◆ The exercise
Images excluded, repeat each entry below exactly.

◆ Records for the exercise

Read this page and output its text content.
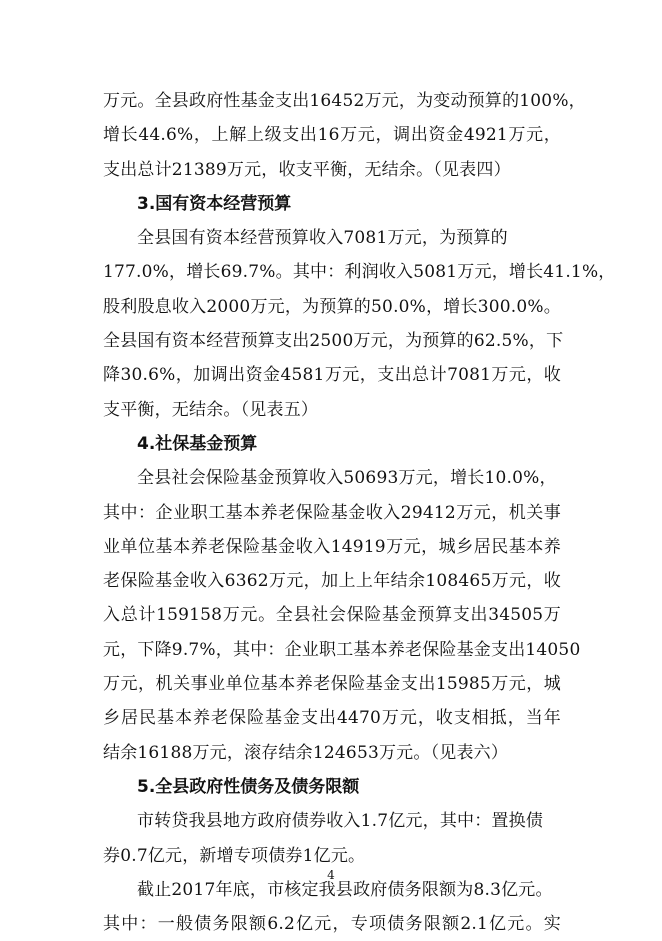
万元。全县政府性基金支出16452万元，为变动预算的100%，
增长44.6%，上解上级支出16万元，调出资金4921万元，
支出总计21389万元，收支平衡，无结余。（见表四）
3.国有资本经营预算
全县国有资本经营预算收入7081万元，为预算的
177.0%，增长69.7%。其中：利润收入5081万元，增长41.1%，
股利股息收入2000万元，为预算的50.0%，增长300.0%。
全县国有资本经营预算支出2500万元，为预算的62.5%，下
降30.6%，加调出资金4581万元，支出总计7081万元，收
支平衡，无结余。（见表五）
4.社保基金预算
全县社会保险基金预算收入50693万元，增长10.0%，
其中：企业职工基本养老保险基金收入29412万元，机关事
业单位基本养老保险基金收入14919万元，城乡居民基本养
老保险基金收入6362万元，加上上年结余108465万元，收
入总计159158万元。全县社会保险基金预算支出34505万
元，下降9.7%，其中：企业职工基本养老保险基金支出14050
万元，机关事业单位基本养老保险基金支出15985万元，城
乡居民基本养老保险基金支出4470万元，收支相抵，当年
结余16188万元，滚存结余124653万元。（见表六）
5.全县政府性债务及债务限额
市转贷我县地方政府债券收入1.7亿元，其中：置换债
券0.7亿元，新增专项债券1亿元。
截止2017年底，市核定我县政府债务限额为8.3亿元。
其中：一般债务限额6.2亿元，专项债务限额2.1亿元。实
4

◆ Answer to the exercise
Read this page and output its text content.
万元。全县政府性基金支出16452万元，为变动预算的100%，
增长44.6%，上解上级支出16万元，调出资金4921万元，
支出总计21389万元，收支平衡，无结余。（见表四）
3.国有资本经营预算
全县国有资本经营预算收入7081万元，为预算的
177.0%，增长69.7%。其中：利润收入5081万元，增长41.1%，
股利股息收入2000万元，为预算的50.0%，增长300.0%。
全县国有资本经营预算支出2500万元，为预算的62.5%，下
降30.6%，加调出资金4581万元，支出总计7081万元，收
支平衡，无结余。（见表五）
4.社保基金预算
全县社会保险基金预算收入50693万元，增长10.0%，
其中：企业职工基本养老保险基金收入29412万元，机关事
业单位基本养老保险基金收入14919万元，城乡居民基本养
老保险基金收入6362万元，加上上年结余108465万元，收
入总计159158万元。全县社会保险基金预算支出34505万
元，下降9.7%，其中：企业职工基本养老保险基金支出14050
万元，机关事业单位基本养老保险基金支出15985万元，城
乡居民基本养老保险基金支出4470万元，收支相抵，当年
结余16188万元，滚存结余124653万元。（见表六）
5.全县政府性债务及债务限额
市转贷我县地方政府债券收入1.7亿元，其中：置换债
券0.7亿元，新增专项债券1亿元。
截止2017年底，市核定我县政府债务限额为8.3亿元。
其中：一般债务限额6.2亿元，专项债务限额2.1亿元。实
4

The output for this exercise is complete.